┌──

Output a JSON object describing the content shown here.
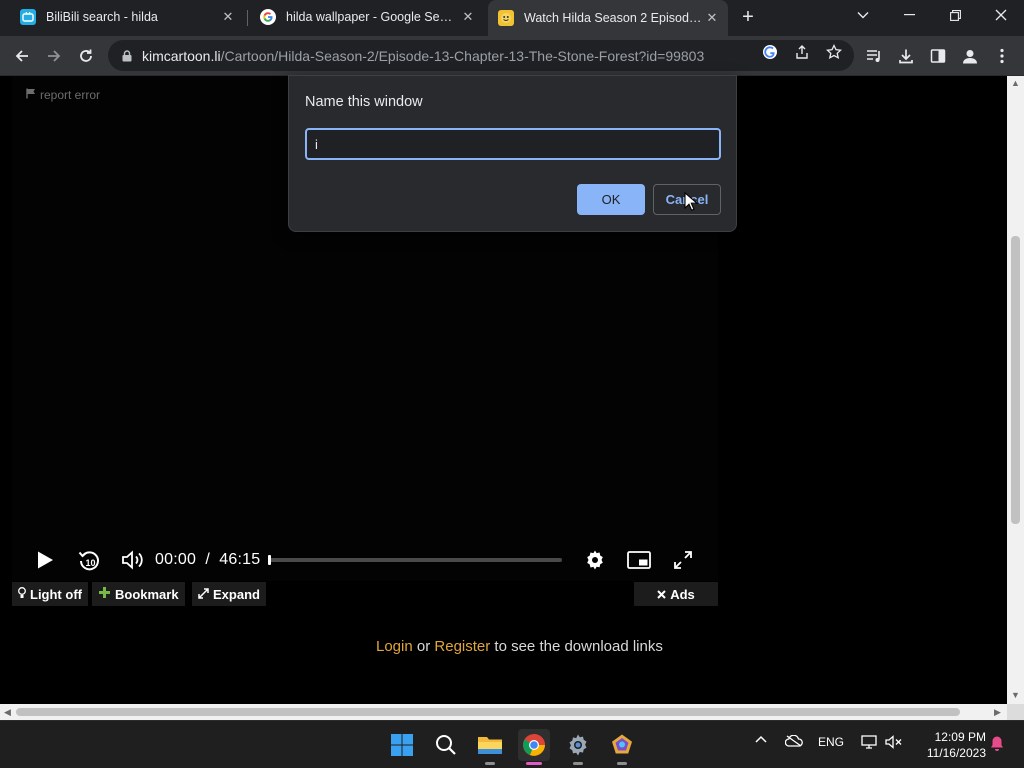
{
  "tabs": [
    {
      "title": "BiliBili search - hilda",
      "favicon": "bilibili-icon",
      "color": "#23ade5"
    },
    {
      "title": "hilda wallpaper - Google Search",
      "favicon": "google-icon",
      "color": "#4285f4"
    },
    {
      "title": "Watch Hilda Season 2 Episode 13",
      "favicon": "kimcartoon-icon",
      "color": "#f2c230"
    }
  ],
  "address_bar": {
    "host": "kimcartoon.li",
    "path": "/Cartoon/Hilda-Season-2/Episode-13-Chapter-13-The-Stone-Forest?id=99803"
  },
  "page": {
    "report_error": "report error",
    "player": {
      "current_time": "00:00",
      "separator": "/",
      "duration": "46:15",
      "progress": 0
    },
    "buttons": {
      "light_off": "Light off",
      "bookmark": "Bookmark",
      "expand": "Expand",
      "ads": "Ads"
    },
    "download": {
      "login": "Login",
      "or": " or ",
      "register": "Register",
      "rest": " to see the download links"
    }
  },
  "dialog": {
    "title": "Name this window",
    "input_value": "i",
    "ok_label": "OK",
    "cancel_label": "Cancel"
  },
  "taskbar": {
    "language": "ENG",
    "time": "12:09 PM",
    "date": "11/16/2023"
  },
  "colors": {
    "accent": "#8ab4f8",
    "link": "#e0a63a",
    "chrome_dark": "#202124",
    "toolbar": "#35363a"
  }
}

└──

Leave the images out, please, and restate each line word for word.

Full response:
Output a JSON object describing the content shown here.
{
  "tabs": [
    {
      "title": "BiliBili search - hilda",
      "favicon": "bilibili-icon",
      "color": "#23ade5"
    },
    {
      "title": "hilda wallpaper - Google Search",
      "favicon": "google-icon",
      "color": "#4285f4"
    },
    {
      "title": "Watch Hilda Season 2 Episode 13",
      "favicon": "kimcartoon-icon",
      "color": "#f2c230"
    }
  ],
  "address_bar": {
    "host": "kimcartoon.li",
    "path": "/Cartoon/Hilda-Season-2/Episode-13-Chapter-13-The-Stone-Forest?id=99803"
  },
  "page": {
    "report_error": "report error",
    "player": {
      "current_time": "00:00",
      "separator": "/",
      "duration": "46:15",
      "progress": 0
    },
    "buttons": {
      "light_off": "Light off",
      "bookmark": "Bookmark",
      "expand": "Expand",
      "ads": "Ads"
    },
    "download": {
      "login": "Login",
      "or": " or ",
      "register": "Register",
      "rest": " to see the download links"
    }
  },
  "dialog": {
    "title": "Name this window",
    "input_value": "i",
    "ok_label": "OK",
    "cancel_label": "Cancel"
  },
  "taskbar": {
    "language": "ENG",
    "time": "12:09 PM",
    "date": "11/16/2023"
  },
  "colors": {
    "accent": "#8ab4f8",
    "link": "#e0a63a",
    "chrome_dark": "#202124",
    "toolbar": "#35363a"
  }
}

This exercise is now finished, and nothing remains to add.